BEGIN Data to process
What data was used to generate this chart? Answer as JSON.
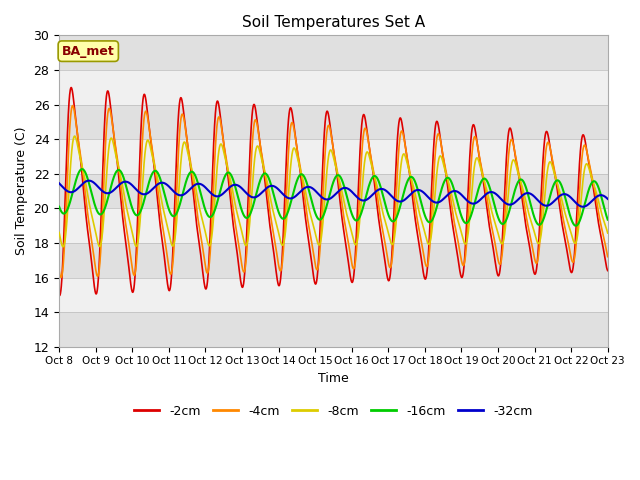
{
  "title": "Soil Temperatures Set A",
  "xlabel": "Time",
  "ylabel": "Soil Temperature (C)",
  "ylim": [
    12,
    30
  ],
  "annotation": "BA_met",
  "line_colors": {
    "-2cm": "#dd0000",
    "-4cm": "#ff8800",
    "-8cm": "#ddcc00",
    "-16cm": "#00cc00",
    "-32cm": "#0000cc"
  },
  "legend_labels": [
    "-2cm",
    "-4cm",
    "-8cm",
    "-16cm",
    "-32cm"
  ],
  "xtick_labels": [
    "Oct 8",
    "Oct 9",
    "Oct 10",
    "Oct 11",
    "Oct 12",
    "Oct 13",
    "Oct 14",
    "Oct 15",
    "Oct 16",
    "Oct 17",
    "Oct 18",
    "Oct 19",
    "Oct 20",
    "Oct 21",
    "Oct 22",
    "Oct 23"
  ],
  "n_days": 15,
  "band_light": "#f0f0f0",
  "band_dark": "#e0e0e0"
}
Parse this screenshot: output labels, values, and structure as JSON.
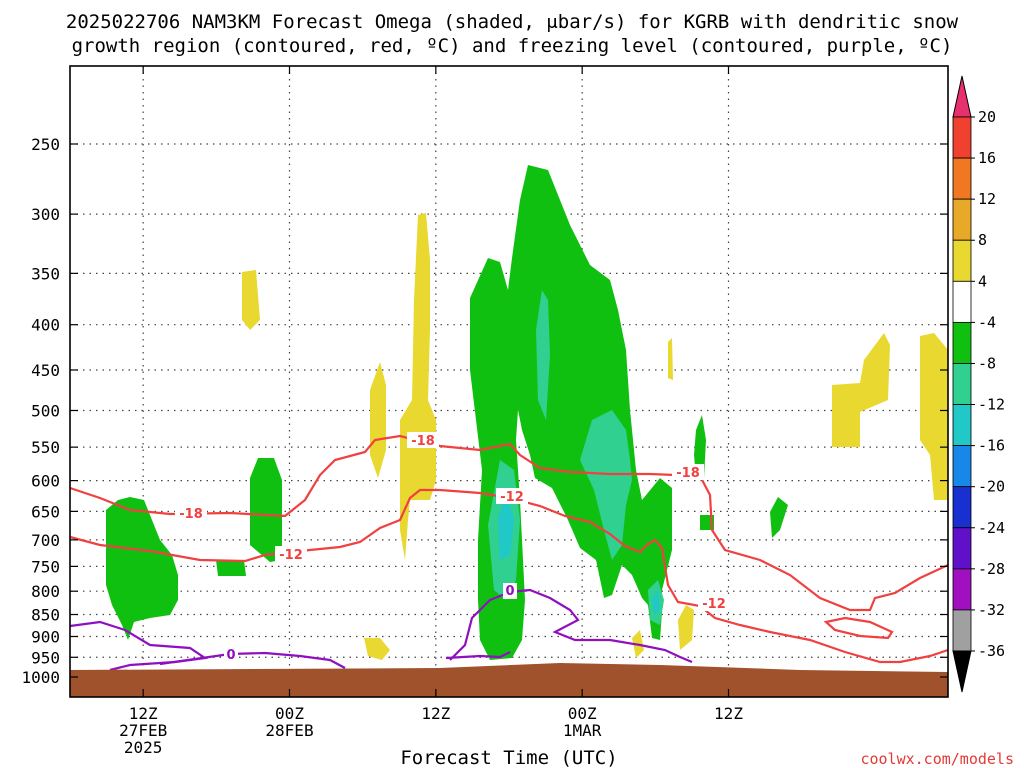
{
  "chart_data": {
    "type": "heatmap",
    "title_line1": "2025022706 NAM3KM Forecast Omega (shaded, μbar/s) for KGRB with dendritic snow",
    "title_line2": "growth region (contoured, red, ºC) and freezing level (contoured, purple, ºC)",
    "xlabel": "Forecast Time (UTC)",
    "credit": "coolwx.com/models",
    "y_scale": "log",
    "y_unit": "hPa",
    "y_ticks": [
      250,
      300,
      350,
      400,
      450,
      500,
      550,
      600,
      650,
      700,
      750,
      800,
      850,
      900,
      950,
      1000
    ],
    "y_range": [
      1050,
      200
    ],
    "x_unit": "forecast hour",
    "x_range": [
      6,
      78
    ],
    "x_ticks": [
      {
        "hour": 12,
        "line1": "12Z",
        "line2": "27FEB",
        "line3": "2025"
      },
      {
        "hour": 24,
        "line1": "00Z",
        "line2": "28FEB",
        "line3": ""
      },
      {
        "hour": 36,
        "line1": "12Z",
        "line2": "",
        "line3": ""
      },
      {
        "hour": 48,
        "line1": "00Z",
        "line2": "1MAR",
        "line3": ""
      },
      {
        "hour": 60,
        "line1": "12Z",
        "line2": "",
        "line3": ""
      }
    ],
    "colorbar": {
      "labels": [
        "20",
        "16",
        "12",
        "8",
        "4",
        "-4",
        "-8",
        "-12",
        "-16",
        "-20",
        "-24",
        "-28",
        "-32",
        "-36"
      ],
      "colors": [
        "#e8306e",
        "#f04030",
        "#f07820",
        "#e8a828",
        "#e8d830",
        "#ffffff",
        "#10c010",
        "#30d090",
        "#20c8c8",
        "#1888e8",
        "#1830d0",
        "#6010c8",
        "#a010c0",
        "#a0a0a0",
        "#000000"
      ]
    },
    "contours": {
      "dendritic_growth": {
        "color": "#f04040",
        "labels": [
          "-18",
          "-12"
        ]
      },
      "freezing_level": {
        "color": "#9010c0",
        "labels": [
          "0"
        ]
      }
    }
  }
}
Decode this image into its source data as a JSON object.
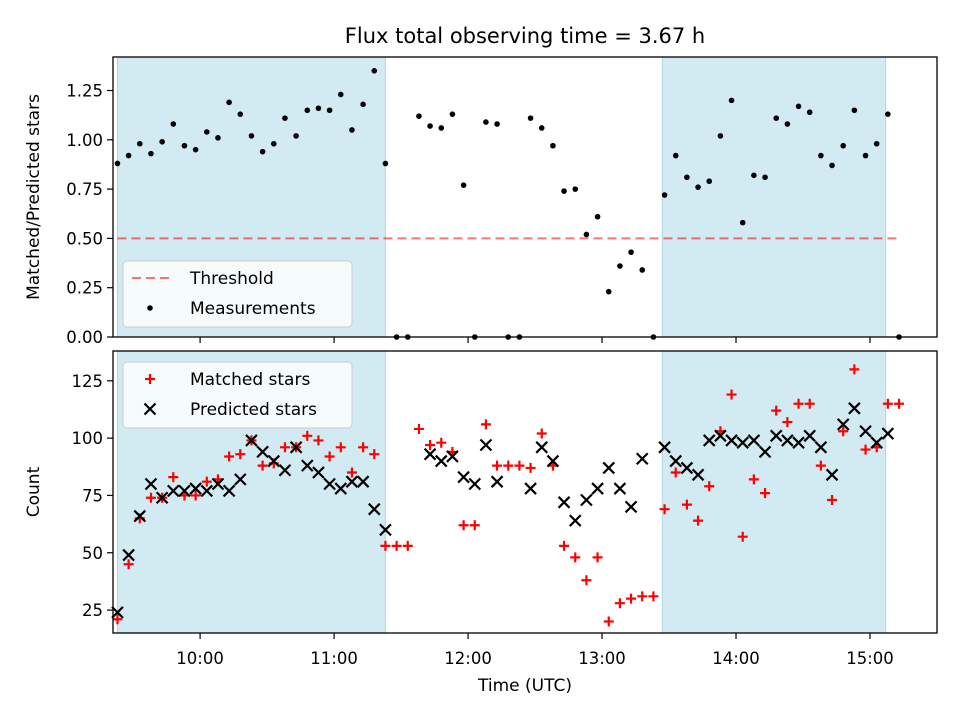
END Data to process
## Task to complete:
Go through the listing above and quote it exactly, apart from its images.

## Result:
What data was used to generate this chart? Answer as JSON.
{
  "title": "Soil Temperatures Set A",
  "xlabel": "Time",
  "ylabel": "Soil Temperature (C)",
  "ylim": [
    12,
    30
  ],
  "annotation": "BA_met",
  "line_colors": {
    "-2cm": "#dd0000",
    "-4cm": "#ff8800",
    "-8cm": "#ddcc00",
    "-16cm": "#00cc00",
    "-32cm": "#0000cc"
  },
  "legend_labels": [
    "-2cm",
    "-4cm",
    "-8cm",
    "-16cm",
    "-32cm"
  ],
  "xtick_labels": [
    "Oct 8",
    "Oct 9",
    "Oct 10",
    "Oct 11",
    "Oct 12",
    "Oct 13",
    "Oct 14",
    "Oct 15",
    "Oct 16",
    "Oct 17",
    "Oct 18",
    "Oct 19",
    "Oct 20",
    "Oct 21",
    "Oct 22",
    "Oct 23"
  ],
  "n_days": 15,
  "band_light": "#f0f0f0",
  "band_dark": "#e0e0e0"
}
Parse this screenshot: output labels, values, and structure as JSON.
{
  "chart_data": {
    "type": "heatmap",
    "title_line1": "2025022706 NAM3KM Forecast Omega (shaded, μbar/s) for KGRB with dendritic snow",
    "title_line2": "growth region (contoured, red, ºC) and freezing level (contoured, purple, ºC)",
    "xlabel": "Forecast Time (UTC)",
    "credit": "coolwx.com/models",
    "y_scale": "log",
    "y_unit": "hPa",
    "y_ticks": [
      250,
      300,
      350,
      400,
      450,
      500,
      550,
      600,
      650,
      700,
      750,
      800,
      850,
      900,
      950,
      1000
    ],
    "y_range": [
      1050,
      200
    ],
    "x_unit": "forecast hour",
    "x_range": [
      6,
      78
    ],
    "x_ticks": [
      {
        "hour": 12,
        "line1": "12Z",
        "line2": "27FEB",
        "line3": "2025"
      },
      {
        "hour": 24,
        "line1": "00Z",
        "line2": "28FEB",
        "line3": ""
      },
      {
        "hour": 36,
        "line1": "12Z",
        "line2": "",
        "line3": ""
      },
      {
        "hour": 48,
        "line1": "00Z",
        "line2": "1MAR",
        "line3": ""
      },
      {
        "hour": 60,
        "line1": "12Z",
        "line2": "",
        "line3": ""
      }
    ],
    "colorbar": {
      "labels": [
        "20",
        "16",
        "12",
        "8",
        "4",
        "-4",
        "-8",
        "-12",
        "-16",
        "-20",
        "-24",
        "-28",
        "-32",
        "-36"
      ],
      "colors": [
        "#e8306e",
        "#f04030",
        "#f07820",
        "#e8a828",
        "#e8d830",
        "#ffffff",
        "#10c010",
        "#30d090",
        "#20c8c8",
        "#1888e8",
        "#1830d0",
        "#6010c8",
        "#a010c0",
        "#a0a0a0",
        "#000000"
      ]
    },
    "contours": {
      "dendritic_growth": {
        "color": "#f04040",
        "labels": [
          "-18",
          "-12"
        ]
      },
      "freezing_level": {
        "color": "#9010c0",
        "labels": [
          "0"
        ]
      }
    }
  }
}
Decode this image into its source data as a JSON object.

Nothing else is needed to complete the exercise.